╭─ Records provided
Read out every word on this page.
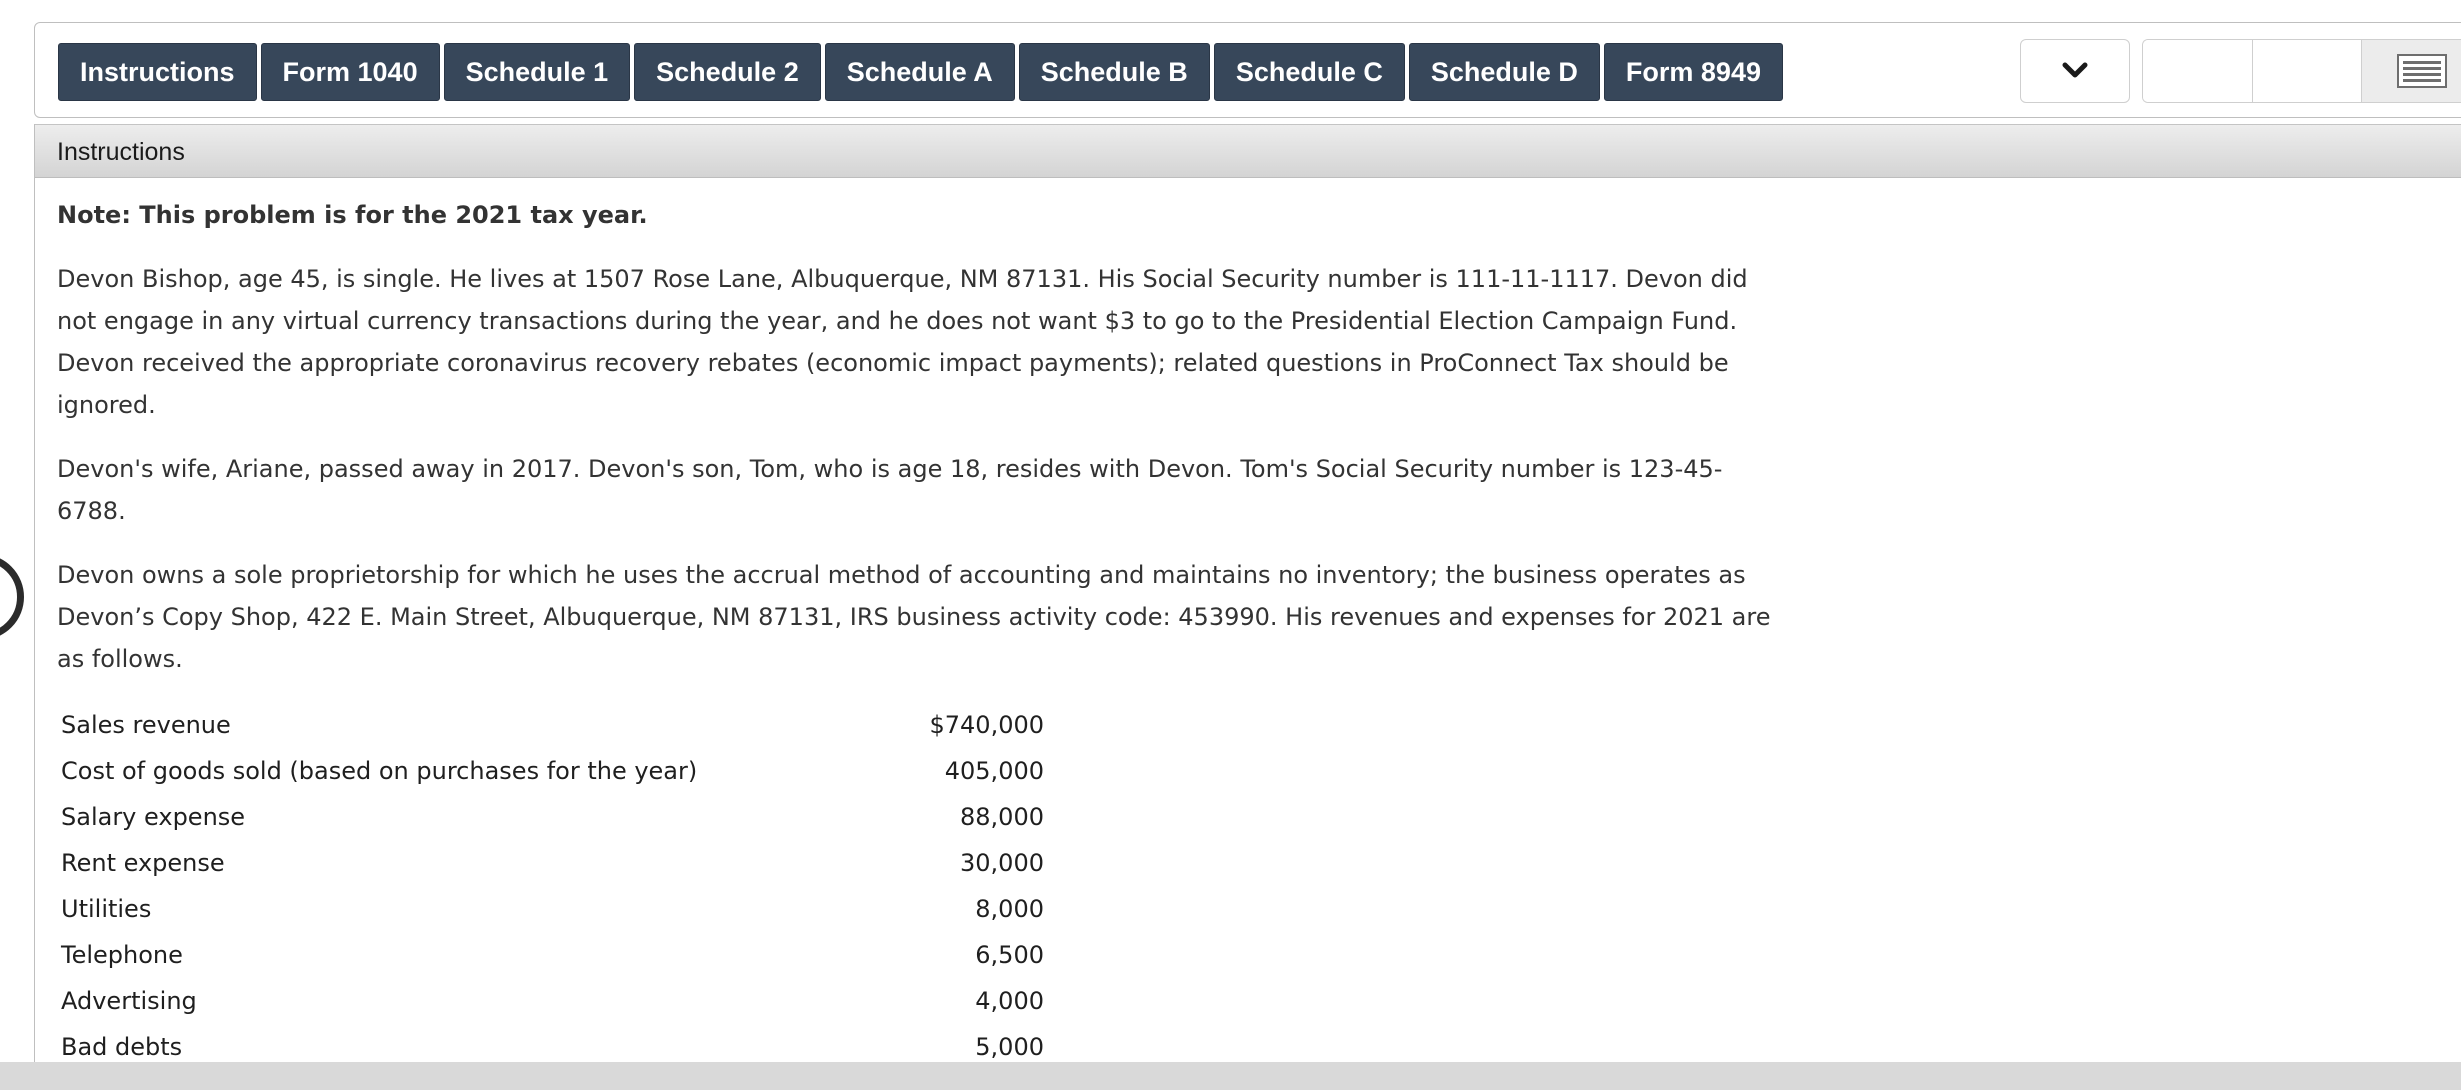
Instructions	Form 1040	Schedule 1	Schedule 2	Schedule A	Schedule B	Schedule C	Schedule D	Form 8949
Instructions

Note: This problem is for the 2021 tax year.

Devon Bishop, age 45, is single. He lives at 1507 Rose Lane, Albuquerque, NM 87131. His Social Security number is 111-11-1117. Devon did not engage in any virtual currency transactions during the year, and he does not want $3 to go to the Presidential Election Campaign Fund. Devon received the appropriate coronavirus recovery rebates (economic impact payments); related questions in ProConnect Tax should be ignored.

Devon's wife, Ariane, passed away in 2017. Devon's son, Tom, who is age 18, resides with Devon. Tom's Social Security number is 123-45-6788.

Devon owns a sole proprietorship for which he uses the accrual method of accounting and maintains no inventory; the business operates as Devon’s Copy Shop, 422 E. Main Street, Albuquerque, NM 87131, IRS business activity code: 453990. His revenues and expenses for 2021 are as follows.

Sales revenue	$740,000
Cost of goods sold (based on purchases for the year)	405,000
Salary expense	88,000
Rent expense	30,000
Utilities	8,000
Telephone	6,500
Advertising	4,000
Bad debts	5,000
╰─
* _Activity_: Repeat all the records above exactly, leaving out any pictures.

* _Solved exercise_:
Read out every word on this page.
Instructions	Form 1040	Schedule 1	Schedule 2	Schedule A	Schedule B	Schedule C	Schedule D	Form 8949
Instructions

Note: This problem is for the 2021 tax year.

Devon Bishop, age 45, is single. He lives at 1507 Rose Lane, Albuquerque, NM 87131. His Social Security number is 111-11-1117. Devon did not engage in any virtual currency transactions during the year, and he does not want $3 to go to the Presidential Election Campaign Fund. Devon received the appropriate coronavirus recovery rebates (economic impact payments); related questions in ProConnect Tax should be ignored.

Devon's wife, Ariane, passed away in 2017. Devon's son, Tom, who is age 18, resides with Devon. Tom's Social Security number is 123-45-6788.

Devon owns a sole proprietorship for which he uses the accrual method of accounting and maintains no inventory; the business operates as Devon’s Copy Shop, 422 E. Main Street, Albuquerque, NM 87131, IRS business activity code: 453990. His revenues and expenses for 2021 are as follows.

Sales revenue	$740,000
Cost of goods sold (based on purchases for the year)	405,000
Salary expense	88,000
Rent expense	30,000
Utilities	8,000
Telephone	6,500
Advertising	4,000
Bad debts	5,000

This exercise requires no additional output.